Task description:
Pick out the lines in the listing below that contain the word "color" and copy them.

═════ Listed records ═════

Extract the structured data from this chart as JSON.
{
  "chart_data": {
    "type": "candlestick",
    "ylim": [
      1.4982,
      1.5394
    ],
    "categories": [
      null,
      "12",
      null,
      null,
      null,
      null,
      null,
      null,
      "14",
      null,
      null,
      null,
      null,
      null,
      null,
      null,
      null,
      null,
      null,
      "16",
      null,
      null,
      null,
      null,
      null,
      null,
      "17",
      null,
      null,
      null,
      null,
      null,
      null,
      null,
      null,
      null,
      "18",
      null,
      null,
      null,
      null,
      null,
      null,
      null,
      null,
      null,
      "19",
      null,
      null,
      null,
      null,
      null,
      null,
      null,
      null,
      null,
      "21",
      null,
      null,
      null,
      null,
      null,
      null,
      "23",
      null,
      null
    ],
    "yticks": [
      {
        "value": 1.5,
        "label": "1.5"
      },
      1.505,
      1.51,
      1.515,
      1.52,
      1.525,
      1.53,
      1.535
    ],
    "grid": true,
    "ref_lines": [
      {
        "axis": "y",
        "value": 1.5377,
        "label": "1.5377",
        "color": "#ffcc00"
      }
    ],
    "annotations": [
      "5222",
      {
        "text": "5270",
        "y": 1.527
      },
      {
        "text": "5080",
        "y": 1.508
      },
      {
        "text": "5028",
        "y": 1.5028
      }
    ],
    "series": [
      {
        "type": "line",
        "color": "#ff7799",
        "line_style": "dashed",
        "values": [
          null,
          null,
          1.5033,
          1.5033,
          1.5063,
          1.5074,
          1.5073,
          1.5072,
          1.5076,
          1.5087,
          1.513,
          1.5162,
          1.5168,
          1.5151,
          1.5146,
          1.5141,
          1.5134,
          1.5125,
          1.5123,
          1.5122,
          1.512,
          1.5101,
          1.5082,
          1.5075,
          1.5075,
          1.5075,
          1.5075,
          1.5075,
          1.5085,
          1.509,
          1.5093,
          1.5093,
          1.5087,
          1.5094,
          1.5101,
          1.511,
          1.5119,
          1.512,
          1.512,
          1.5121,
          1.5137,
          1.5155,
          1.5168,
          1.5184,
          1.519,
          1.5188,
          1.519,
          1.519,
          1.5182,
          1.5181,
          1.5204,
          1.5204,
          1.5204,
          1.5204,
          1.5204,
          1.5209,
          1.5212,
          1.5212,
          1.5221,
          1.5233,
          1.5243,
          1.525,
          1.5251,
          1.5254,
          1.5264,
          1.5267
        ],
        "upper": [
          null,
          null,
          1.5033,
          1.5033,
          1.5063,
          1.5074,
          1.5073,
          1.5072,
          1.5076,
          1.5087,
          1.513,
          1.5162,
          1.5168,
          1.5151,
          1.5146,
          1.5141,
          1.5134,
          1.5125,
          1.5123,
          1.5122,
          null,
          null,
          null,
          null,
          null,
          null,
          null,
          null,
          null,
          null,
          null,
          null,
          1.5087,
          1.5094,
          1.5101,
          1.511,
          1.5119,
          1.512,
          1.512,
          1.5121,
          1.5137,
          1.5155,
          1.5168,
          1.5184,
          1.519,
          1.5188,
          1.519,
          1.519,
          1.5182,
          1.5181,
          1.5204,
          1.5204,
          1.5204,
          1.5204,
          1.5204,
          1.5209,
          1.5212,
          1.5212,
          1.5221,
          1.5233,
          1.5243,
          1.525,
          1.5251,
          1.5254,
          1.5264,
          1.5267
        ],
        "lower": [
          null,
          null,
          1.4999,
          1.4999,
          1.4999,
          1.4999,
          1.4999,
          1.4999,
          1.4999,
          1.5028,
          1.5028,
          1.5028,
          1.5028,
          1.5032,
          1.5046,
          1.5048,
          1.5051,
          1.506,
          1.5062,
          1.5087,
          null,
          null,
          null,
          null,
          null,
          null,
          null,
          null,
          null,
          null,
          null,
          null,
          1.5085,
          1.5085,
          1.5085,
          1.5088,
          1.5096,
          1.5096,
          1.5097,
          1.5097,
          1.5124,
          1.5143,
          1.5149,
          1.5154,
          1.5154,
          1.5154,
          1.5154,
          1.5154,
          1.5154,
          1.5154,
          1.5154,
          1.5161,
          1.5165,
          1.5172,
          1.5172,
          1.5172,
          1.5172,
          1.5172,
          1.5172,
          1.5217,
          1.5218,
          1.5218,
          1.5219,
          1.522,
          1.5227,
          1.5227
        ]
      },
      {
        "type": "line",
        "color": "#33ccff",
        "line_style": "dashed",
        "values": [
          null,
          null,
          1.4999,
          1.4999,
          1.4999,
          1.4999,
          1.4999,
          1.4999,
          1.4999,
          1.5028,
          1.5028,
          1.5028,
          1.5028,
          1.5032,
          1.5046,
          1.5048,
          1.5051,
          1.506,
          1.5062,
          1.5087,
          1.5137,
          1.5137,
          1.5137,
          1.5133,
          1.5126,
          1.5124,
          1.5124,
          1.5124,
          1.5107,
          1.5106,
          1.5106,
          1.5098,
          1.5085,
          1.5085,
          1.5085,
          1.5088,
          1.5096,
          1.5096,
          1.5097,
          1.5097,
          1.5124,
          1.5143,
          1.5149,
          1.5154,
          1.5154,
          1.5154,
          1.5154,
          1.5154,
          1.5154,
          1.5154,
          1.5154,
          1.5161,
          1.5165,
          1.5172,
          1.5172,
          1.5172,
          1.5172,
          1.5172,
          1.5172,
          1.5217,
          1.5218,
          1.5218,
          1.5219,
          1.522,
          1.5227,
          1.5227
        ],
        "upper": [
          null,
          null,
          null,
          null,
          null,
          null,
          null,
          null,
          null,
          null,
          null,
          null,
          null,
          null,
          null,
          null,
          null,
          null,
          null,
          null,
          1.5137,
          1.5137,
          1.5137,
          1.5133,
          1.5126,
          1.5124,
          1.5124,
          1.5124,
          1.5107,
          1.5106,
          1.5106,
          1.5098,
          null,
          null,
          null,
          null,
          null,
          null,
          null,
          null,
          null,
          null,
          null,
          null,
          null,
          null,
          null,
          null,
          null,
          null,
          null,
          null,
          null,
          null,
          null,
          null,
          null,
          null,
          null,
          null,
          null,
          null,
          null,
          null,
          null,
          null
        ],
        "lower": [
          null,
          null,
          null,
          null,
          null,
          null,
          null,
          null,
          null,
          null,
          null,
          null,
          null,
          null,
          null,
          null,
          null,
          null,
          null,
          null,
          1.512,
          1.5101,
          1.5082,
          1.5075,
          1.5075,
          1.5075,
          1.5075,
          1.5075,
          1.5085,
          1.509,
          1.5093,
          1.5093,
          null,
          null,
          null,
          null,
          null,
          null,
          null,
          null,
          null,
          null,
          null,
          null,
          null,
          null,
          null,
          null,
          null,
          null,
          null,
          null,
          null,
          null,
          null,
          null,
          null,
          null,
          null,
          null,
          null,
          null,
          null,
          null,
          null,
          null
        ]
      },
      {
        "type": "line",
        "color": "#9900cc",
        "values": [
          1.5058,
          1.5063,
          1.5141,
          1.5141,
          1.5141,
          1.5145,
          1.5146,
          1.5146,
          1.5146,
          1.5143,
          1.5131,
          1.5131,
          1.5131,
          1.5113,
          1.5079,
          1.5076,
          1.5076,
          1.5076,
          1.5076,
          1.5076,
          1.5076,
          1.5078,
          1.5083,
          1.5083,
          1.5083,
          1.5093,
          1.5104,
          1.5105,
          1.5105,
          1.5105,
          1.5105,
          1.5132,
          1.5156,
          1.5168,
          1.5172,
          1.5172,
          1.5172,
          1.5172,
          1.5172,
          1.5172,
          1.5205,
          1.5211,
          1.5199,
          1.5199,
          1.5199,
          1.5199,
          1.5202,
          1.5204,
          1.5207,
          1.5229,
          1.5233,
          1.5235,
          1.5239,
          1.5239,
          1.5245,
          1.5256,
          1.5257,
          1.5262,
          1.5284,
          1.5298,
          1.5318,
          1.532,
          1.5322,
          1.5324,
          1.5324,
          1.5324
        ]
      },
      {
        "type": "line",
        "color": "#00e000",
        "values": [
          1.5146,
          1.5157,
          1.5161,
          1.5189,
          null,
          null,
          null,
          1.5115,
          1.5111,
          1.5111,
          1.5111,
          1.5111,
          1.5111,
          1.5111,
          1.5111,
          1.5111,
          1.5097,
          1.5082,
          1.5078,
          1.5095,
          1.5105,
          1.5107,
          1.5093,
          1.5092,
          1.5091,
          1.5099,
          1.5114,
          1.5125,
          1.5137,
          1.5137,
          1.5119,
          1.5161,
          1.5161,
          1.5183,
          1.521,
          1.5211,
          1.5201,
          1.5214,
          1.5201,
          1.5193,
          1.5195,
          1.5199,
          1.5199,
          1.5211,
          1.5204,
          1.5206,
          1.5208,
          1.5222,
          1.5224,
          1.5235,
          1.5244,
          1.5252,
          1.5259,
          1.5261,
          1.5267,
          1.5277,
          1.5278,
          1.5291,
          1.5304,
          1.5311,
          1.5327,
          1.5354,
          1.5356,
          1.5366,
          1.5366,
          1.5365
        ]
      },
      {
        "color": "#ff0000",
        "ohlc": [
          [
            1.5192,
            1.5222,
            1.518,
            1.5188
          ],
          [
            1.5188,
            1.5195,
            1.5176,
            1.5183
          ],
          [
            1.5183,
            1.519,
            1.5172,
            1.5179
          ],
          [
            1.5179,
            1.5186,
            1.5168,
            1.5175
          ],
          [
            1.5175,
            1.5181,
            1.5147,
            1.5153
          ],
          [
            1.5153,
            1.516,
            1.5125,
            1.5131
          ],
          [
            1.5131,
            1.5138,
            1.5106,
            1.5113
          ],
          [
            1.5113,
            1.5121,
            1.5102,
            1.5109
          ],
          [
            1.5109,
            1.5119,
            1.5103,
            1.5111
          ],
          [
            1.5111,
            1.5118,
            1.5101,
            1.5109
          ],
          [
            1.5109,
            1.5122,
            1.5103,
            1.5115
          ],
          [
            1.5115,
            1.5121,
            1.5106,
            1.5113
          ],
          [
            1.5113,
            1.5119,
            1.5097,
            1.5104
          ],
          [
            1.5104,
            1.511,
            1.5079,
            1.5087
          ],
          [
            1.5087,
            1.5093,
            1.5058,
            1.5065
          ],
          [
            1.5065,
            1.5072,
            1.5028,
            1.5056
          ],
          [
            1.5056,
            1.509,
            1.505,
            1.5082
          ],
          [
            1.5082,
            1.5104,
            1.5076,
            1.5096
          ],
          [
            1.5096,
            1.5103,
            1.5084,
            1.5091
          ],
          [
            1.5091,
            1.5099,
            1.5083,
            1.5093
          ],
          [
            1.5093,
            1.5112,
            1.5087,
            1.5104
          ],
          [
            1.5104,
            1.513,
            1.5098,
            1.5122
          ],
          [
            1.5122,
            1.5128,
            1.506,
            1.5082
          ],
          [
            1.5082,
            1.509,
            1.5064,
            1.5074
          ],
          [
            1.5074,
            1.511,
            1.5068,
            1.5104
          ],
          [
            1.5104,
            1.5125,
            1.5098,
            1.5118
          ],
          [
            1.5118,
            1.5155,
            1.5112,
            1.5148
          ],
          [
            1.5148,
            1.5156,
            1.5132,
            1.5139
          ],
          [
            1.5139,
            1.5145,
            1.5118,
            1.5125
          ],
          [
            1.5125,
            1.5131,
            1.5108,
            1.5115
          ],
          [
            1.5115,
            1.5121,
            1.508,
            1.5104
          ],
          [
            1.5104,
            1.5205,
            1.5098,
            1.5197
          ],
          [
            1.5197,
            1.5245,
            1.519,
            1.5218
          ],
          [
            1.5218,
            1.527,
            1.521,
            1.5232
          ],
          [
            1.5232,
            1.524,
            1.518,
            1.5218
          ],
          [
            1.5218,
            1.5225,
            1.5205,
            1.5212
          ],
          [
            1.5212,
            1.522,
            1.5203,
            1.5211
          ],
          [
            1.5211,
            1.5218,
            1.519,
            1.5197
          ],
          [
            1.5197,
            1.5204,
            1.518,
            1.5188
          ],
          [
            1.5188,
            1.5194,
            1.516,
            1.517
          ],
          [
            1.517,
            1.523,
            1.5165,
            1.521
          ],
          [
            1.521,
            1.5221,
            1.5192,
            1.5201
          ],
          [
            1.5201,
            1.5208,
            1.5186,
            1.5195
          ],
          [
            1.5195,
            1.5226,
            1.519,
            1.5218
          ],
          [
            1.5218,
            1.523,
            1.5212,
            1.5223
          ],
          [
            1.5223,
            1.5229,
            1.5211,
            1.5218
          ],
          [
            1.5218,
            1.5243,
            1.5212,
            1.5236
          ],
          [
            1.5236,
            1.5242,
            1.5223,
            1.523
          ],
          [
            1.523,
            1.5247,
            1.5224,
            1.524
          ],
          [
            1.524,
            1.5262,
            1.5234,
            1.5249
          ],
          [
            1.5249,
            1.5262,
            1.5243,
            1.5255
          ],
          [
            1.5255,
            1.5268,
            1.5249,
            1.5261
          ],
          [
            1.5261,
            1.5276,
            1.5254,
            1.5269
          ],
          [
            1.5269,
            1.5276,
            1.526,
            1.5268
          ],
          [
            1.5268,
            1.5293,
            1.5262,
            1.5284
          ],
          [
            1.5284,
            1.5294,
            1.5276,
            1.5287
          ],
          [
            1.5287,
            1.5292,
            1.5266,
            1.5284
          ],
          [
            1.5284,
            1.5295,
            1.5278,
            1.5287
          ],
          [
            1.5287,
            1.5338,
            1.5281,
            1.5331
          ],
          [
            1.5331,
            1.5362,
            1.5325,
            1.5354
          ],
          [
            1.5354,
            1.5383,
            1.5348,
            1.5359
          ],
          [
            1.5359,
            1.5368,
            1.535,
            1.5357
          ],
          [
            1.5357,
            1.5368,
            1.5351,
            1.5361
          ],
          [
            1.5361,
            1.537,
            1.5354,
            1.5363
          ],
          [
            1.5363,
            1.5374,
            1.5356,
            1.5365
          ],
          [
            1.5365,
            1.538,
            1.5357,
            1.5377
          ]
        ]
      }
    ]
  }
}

═════

Final answer:
        "color": "#ffcc00"
        "color": "#ff7799",
        "color": "#33ccff",
        "color": "#9900cc",
        "color": "#00e000",
        "color": "#ff0000",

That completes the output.